**GOAL**
Report every line in the listing that contains the string "date".

**AVAILABLE RECORDS**
──────
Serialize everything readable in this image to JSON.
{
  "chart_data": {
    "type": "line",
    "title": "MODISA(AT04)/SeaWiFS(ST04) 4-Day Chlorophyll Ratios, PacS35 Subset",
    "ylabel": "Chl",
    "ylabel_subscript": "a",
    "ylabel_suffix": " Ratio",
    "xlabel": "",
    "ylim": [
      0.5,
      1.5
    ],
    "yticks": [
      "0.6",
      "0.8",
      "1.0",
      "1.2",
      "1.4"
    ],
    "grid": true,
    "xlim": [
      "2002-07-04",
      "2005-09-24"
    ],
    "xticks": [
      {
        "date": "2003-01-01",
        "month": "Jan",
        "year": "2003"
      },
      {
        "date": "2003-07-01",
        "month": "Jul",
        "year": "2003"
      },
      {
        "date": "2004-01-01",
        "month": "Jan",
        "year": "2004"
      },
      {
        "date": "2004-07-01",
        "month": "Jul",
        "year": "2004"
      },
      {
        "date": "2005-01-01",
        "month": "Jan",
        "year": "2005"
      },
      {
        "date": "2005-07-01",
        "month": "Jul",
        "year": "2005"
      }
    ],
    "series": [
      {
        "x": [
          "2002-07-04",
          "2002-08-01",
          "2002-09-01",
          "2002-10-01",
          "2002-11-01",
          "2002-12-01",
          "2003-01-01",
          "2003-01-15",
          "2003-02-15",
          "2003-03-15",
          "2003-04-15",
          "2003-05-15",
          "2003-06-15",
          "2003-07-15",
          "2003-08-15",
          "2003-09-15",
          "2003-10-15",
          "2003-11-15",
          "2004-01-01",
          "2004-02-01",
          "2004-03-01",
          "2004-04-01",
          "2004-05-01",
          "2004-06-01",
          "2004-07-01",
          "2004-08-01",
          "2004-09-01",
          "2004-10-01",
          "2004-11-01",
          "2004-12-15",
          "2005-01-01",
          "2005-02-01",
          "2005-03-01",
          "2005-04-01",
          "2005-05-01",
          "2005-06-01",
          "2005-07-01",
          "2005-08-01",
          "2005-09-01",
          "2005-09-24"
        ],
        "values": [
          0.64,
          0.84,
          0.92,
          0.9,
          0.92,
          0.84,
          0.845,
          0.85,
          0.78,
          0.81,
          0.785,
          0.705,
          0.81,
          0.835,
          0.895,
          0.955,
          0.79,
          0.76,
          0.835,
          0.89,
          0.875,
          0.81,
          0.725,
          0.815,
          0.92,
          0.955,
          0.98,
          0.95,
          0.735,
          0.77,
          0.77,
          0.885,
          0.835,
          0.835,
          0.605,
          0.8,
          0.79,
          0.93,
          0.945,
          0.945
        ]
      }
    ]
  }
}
──────
**WRITTEN ANSWER**
        "date": "2003-01-01",
        "date": "2003-07-01",
        "date": "2004-01-01",
        "date": "2004-07-01",
        "date": "2005-01-01",
        "date": "2005-07-01",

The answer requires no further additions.